Tell how many lines carry the word "shop"; the reply is the number and nothing else.

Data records

^^^^^^^^^^^^^^^^

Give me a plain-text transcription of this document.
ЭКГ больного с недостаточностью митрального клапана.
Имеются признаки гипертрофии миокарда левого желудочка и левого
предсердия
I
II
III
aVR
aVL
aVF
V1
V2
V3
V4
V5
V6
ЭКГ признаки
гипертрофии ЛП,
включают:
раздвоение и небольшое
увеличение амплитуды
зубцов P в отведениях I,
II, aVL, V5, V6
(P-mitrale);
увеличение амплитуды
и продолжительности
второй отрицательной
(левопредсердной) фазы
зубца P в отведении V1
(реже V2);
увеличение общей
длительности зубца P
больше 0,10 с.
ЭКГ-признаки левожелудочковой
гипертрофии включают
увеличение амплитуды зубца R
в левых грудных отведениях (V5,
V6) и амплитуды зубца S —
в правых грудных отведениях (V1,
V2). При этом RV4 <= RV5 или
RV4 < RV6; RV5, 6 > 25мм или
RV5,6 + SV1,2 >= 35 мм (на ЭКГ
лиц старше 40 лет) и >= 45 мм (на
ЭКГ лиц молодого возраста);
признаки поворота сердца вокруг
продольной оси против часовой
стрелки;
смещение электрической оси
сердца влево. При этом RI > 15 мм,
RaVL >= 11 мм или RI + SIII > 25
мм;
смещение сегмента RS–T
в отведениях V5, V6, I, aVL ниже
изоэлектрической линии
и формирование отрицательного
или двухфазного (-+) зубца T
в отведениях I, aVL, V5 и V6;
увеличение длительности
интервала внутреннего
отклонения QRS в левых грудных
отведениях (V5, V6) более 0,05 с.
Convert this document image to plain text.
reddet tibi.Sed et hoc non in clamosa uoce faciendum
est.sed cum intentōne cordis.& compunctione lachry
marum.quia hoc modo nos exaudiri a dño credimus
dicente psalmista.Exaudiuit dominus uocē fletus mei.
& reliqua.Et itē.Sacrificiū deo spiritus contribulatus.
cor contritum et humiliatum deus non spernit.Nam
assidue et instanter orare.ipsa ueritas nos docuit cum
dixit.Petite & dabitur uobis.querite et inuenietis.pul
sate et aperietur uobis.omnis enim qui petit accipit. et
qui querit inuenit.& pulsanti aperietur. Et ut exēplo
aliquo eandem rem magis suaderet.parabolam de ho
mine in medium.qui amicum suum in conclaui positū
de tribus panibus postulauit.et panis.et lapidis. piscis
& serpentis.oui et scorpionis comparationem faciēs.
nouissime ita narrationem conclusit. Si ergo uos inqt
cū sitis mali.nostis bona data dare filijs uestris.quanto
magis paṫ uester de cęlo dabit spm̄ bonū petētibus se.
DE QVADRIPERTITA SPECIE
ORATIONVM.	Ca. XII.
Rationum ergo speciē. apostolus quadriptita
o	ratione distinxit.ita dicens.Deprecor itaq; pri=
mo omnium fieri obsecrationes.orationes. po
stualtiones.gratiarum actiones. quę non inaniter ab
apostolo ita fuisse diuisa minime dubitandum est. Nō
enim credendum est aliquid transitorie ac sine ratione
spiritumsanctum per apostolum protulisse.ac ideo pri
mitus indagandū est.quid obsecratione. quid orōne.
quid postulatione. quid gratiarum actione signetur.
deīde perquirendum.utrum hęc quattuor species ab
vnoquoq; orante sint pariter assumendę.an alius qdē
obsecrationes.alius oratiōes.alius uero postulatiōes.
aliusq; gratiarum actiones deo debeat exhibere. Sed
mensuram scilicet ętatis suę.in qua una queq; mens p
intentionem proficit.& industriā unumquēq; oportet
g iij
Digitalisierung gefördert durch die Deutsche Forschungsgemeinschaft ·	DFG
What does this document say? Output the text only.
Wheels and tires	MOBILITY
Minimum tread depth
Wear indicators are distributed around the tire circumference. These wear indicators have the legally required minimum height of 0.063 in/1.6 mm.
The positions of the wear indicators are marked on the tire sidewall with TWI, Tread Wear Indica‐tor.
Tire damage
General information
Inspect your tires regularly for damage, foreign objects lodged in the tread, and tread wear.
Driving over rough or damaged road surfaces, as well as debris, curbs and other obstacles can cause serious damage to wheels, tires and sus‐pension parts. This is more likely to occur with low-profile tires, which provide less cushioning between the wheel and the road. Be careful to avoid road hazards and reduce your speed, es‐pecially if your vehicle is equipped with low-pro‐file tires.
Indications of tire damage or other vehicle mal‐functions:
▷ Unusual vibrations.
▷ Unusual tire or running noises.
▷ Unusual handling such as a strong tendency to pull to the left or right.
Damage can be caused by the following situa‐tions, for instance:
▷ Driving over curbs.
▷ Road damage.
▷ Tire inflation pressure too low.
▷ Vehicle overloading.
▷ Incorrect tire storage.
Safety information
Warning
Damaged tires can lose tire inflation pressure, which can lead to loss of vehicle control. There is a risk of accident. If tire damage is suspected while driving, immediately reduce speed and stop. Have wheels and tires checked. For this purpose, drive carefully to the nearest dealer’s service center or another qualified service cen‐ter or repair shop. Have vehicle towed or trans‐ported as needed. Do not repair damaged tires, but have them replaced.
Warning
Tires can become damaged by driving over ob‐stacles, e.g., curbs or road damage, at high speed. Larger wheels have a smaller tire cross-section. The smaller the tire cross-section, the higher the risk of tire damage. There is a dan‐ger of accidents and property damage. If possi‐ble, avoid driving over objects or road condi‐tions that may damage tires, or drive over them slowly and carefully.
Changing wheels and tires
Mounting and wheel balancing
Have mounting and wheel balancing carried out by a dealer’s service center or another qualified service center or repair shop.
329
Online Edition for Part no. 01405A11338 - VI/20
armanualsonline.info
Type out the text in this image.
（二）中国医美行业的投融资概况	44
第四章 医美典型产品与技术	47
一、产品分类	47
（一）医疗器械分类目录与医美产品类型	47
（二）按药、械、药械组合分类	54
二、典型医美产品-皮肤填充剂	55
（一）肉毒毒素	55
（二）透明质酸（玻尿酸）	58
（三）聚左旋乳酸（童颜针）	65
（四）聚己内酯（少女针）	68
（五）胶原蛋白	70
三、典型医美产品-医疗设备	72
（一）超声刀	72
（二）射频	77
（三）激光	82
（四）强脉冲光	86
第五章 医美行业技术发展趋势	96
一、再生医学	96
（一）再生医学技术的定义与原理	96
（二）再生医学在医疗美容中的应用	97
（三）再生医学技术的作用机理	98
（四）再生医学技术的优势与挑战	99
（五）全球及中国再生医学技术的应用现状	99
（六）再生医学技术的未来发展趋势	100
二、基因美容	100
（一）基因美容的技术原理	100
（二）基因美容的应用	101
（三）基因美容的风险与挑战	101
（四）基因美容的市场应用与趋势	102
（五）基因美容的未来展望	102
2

^^^^^^^^^^^^^^^^

Written solution:
2